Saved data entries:
* Start *

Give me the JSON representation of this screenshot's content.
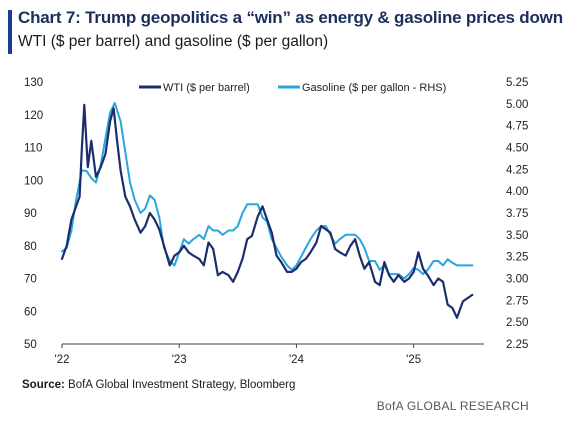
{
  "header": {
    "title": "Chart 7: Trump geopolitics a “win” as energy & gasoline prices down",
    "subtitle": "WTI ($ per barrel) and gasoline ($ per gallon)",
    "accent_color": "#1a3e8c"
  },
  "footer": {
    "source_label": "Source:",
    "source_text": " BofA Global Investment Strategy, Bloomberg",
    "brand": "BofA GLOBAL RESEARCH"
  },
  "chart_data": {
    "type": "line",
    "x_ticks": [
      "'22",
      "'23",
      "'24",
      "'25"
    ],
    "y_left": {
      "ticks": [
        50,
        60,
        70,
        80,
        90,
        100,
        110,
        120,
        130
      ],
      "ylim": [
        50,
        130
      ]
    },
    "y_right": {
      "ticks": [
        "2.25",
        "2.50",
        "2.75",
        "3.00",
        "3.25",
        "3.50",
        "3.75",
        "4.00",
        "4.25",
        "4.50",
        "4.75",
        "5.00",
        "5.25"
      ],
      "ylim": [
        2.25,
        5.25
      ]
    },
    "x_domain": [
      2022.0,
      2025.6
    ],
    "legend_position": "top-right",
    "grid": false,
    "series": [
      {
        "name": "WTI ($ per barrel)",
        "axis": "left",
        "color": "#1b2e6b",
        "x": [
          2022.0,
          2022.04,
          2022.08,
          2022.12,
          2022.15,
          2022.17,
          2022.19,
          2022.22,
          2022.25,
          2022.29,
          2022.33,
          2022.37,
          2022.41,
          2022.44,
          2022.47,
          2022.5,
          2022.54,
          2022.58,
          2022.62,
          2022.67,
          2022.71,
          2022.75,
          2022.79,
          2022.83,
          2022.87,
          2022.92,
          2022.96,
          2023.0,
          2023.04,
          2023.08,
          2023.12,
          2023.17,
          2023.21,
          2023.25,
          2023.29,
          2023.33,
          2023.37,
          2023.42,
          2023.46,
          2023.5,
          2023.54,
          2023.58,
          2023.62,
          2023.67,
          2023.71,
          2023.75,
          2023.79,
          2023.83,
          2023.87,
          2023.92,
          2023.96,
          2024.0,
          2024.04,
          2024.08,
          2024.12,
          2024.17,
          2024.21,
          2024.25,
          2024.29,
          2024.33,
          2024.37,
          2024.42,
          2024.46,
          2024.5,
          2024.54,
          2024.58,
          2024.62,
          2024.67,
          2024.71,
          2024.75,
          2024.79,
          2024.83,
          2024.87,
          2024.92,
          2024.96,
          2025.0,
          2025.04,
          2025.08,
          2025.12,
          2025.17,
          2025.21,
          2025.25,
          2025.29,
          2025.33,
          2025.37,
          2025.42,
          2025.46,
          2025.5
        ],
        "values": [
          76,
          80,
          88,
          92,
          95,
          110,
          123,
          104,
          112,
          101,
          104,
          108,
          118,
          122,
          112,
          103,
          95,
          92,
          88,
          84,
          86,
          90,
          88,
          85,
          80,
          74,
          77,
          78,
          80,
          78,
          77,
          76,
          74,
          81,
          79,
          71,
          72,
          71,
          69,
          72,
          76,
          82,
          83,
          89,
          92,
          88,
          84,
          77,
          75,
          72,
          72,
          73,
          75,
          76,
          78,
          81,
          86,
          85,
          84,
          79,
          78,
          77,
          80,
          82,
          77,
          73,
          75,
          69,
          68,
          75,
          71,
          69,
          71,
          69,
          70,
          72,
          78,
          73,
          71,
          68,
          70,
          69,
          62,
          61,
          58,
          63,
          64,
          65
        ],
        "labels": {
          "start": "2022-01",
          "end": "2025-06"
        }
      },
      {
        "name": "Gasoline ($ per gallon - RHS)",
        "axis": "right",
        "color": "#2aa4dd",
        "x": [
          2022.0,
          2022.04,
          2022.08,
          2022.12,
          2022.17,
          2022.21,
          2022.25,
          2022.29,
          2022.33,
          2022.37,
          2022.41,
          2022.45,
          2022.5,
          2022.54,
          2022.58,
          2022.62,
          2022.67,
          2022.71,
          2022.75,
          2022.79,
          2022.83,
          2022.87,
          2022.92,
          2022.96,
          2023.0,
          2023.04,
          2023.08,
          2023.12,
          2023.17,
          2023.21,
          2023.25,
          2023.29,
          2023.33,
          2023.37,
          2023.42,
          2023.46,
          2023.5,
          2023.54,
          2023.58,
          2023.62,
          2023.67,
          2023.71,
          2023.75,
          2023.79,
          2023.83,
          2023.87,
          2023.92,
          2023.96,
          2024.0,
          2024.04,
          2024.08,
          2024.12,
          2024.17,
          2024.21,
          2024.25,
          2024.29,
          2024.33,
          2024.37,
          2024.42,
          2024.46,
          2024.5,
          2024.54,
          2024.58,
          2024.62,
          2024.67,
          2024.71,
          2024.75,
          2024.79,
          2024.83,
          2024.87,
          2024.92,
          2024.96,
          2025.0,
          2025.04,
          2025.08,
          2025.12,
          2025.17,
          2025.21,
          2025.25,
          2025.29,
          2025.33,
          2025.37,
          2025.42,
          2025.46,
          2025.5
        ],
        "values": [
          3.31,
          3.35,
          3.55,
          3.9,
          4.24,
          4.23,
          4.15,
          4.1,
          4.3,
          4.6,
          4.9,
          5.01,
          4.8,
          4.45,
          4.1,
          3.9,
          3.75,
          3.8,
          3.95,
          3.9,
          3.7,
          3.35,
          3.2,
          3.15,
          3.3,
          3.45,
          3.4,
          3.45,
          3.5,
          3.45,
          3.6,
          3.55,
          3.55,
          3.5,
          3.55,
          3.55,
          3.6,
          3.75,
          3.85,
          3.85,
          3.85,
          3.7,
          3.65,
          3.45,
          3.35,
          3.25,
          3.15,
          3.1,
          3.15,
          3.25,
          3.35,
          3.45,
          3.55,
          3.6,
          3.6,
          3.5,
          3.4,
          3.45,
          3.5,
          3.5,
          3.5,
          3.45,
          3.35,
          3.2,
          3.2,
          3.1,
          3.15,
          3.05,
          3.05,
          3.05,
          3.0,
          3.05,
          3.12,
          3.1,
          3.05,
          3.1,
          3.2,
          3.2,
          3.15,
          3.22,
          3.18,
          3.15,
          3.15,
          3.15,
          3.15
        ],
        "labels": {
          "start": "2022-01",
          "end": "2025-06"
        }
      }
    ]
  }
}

* End *

> [Instructions for the task] Every line of the data should be copied as it stands, without the images.

> [Exercise result]
Give me the JSON representation of this screenshot's content.
{
  "header": {
    "title": "Chart 7: Trump geopolitics a “win” as energy & gasoline prices down",
    "subtitle": "WTI ($ per barrel) and gasoline ($ per gallon)",
    "accent_color": "#1a3e8c"
  },
  "footer": {
    "source_label": "Source:",
    "source_text": " BofA Global Investment Strategy, Bloomberg",
    "brand": "BofA GLOBAL RESEARCH"
  },
  "chart_data": {
    "type": "line",
    "x_ticks": [
      "'22",
      "'23",
      "'24",
      "'25"
    ],
    "y_left": {
      "ticks": [
        50,
        60,
        70,
        80,
        90,
        100,
        110,
        120,
        130
      ],
      "ylim": [
        50,
        130
      ]
    },
    "y_right": {
      "ticks": [
        "2.25",
        "2.50",
        "2.75",
        "3.00",
        "3.25",
        "3.50",
        "3.75",
        "4.00",
        "4.25",
        "4.50",
        "4.75",
        "5.00",
        "5.25"
      ],
      "ylim": [
        2.25,
        5.25
      ]
    },
    "x_domain": [
      2022.0,
      2025.6
    ],
    "legend_position": "top-right",
    "grid": false,
    "series": [
      {
        "name": "WTI ($ per barrel)",
        "axis": "left",
        "color": "#1b2e6b",
        "x": [
          2022.0,
          2022.04,
          2022.08,
          2022.12,
          2022.15,
          2022.17,
          2022.19,
          2022.22,
          2022.25,
          2022.29,
          2022.33,
          2022.37,
          2022.41,
          2022.44,
          2022.47,
          2022.5,
          2022.54,
          2022.58,
          2022.62,
          2022.67,
          2022.71,
          2022.75,
          2022.79,
          2022.83,
          2022.87,
          2022.92,
          2022.96,
          2023.0,
          2023.04,
          2023.08,
          2023.12,
          2023.17,
          2023.21,
          2023.25,
          2023.29,
          2023.33,
          2023.37,
          2023.42,
          2023.46,
          2023.5,
          2023.54,
          2023.58,
          2023.62,
          2023.67,
          2023.71,
          2023.75,
          2023.79,
          2023.83,
          2023.87,
          2023.92,
          2023.96,
          2024.0,
          2024.04,
          2024.08,
          2024.12,
          2024.17,
          2024.21,
          2024.25,
          2024.29,
          2024.33,
          2024.37,
          2024.42,
          2024.46,
          2024.5,
          2024.54,
          2024.58,
          2024.62,
          2024.67,
          2024.71,
          2024.75,
          2024.79,
          2024.83,
          2024.87,
          2024.92,
          2024.96,
          2025.0,
          2025.04,
          2025.08,
          2025.12,
          2025.17,
          2025.21,
          2025.25,
          2025.29,
          2025.33,
          2025.37,
          2025.42,
          2025.46,
          2025.5
        ],
        "values": [
          76,
          80,
          88,
          92,
          95,
          110,
          123,
          104,
          112,
          101,
          104,
          108,
          118,
          122,
          112,
          103,
          95,
          92,
          88,
          84,
          86,
          90,
          88,
          85,
          80,
          74,
          77,
          78,
          80,
          78,
          77,
          76,
          74,
          81,
          79,
          71,
          72,
          71,
          69,
          72,
          76,
          82,
          83,
          89,
          92,
          88,
          84,
          77,
          75,
          72,
          72,
          73,
          75,
          76,
          78,
          81,
          86,
          85,
          84,
          79,
          78,
          77,
          80,
          82,
          77,
          73,
          75,
          69,
          68,
          75,
          71,
          69,
          71,
          69,
          70,
          72,
          78,
          73,
          71,
          68,
          70,
          69,
          62,
          61,
          58,
          63,
          64,
          65
        ],
        "labels": {
          "start": "2022-01",
          "end": "2025-06"
        }
      },
      {
        "name": "Gasoline ($ per gallon - RHS)",
        "axis": "right",
        "color": "#2aa4dd",
        "x": [
          2022.0,
          2022.04,
          2022.08,
          2022.12,
          2022.17,
          2022.21,
          2022.25,
          2022.29,
          2022.33,
          2022.37,
          2022.41,
          2022.45,
          2022.5,
          2022.54,
          2022.58,
          2022.62,
          2022.67,
          2022.71,
          2022.75,
          2022.79,
          2022.83,
          2022.87,
          2022.92,
          2022.96,
          2023.0,
          2023.04,
          2023.08,
          2023.12,
          2023.17,
          2023.21,
          2023.25,
          2023.29,
          2023.33,
          2023.37,
          2023.42,
          2023.46,
          2023.5,
          2023.54,
          2023.58,
          2023.62,
          2023.67,
          2023.71,
          2023.75,
          2023.79,
          2023.83,
          2023.87,
          2023.92,
          2023.96,
          2024.0,
          2024.04,
          2024.08,
          2024.12,
          2024.17,
          2024.21,
          2024.25,
          2024.29,
          2024.33,
          2024.37,
          2024.42,
          2024.46,
          2024.5,
          2024.54,
          2024.58,
          2024.62,
          2024.67,
          2024.71,
          2024.75,
          2024.79,
          2024.83,
          2024.87,
          2024.92,
          2024.96,
          2025.0,
          2025.04,
          2025.08,
          2025.12,
          2025.17,
          2025.21,
          2025.25,
          2025.29,
          2025.33,
          2025.37,
          2025.42,
          2025.46,
          2025.5
        ],
        "values": [
          3.31,
          3.35,
          3.55,
          3.9,
          4.24,
          4.23,
          4.15,
          4.1,
          4.3,
          4.6,
          4.9,
          5.01,
          4.8,
          4.45,
          4.1,
          3.9,
          3.75,
          3.8,
          3.95,
          3.9,
          3.7,
          3.35,
          3.2,
          3.15,
          3.3,
          3.45,
          3.4,
          3.45,
          3.5,
          3.45,
          3.6,
          3.55,
          3.55,
          3.5,
          3.55,
          3.55,
          3.6,
          3.75,
          3.85,
          3.85,
          3.85,
          3.7,
          3.65,
          3.45,
          3.35,
          3.25,
          3.15,
          3.1,
          3.15,
          3.25,
          3.35,
          3.45,
          3.55,
          3.6,
          3.6,
          3.5,
          3.4,
          3.45,
          3.5,
          3.5,
          3.5,
          3.45,
          3.35,
          3.2,
          3.2,
          3.1,
          3.15,
          3.05,
          3.05,
          3.05,
          3.0,
          3.05,
          3.12,
          3.1,
          3.05,
          3.1,
          3.2,
          3.2,
          3.15,
          3.22,
          3.18,
          3.15,
          3.15,
          3.15,
          3.15
        ],
        "labels": {
          "start": "2022-01",
          "end": "2025-06"
        }
      }
    ]
  }
}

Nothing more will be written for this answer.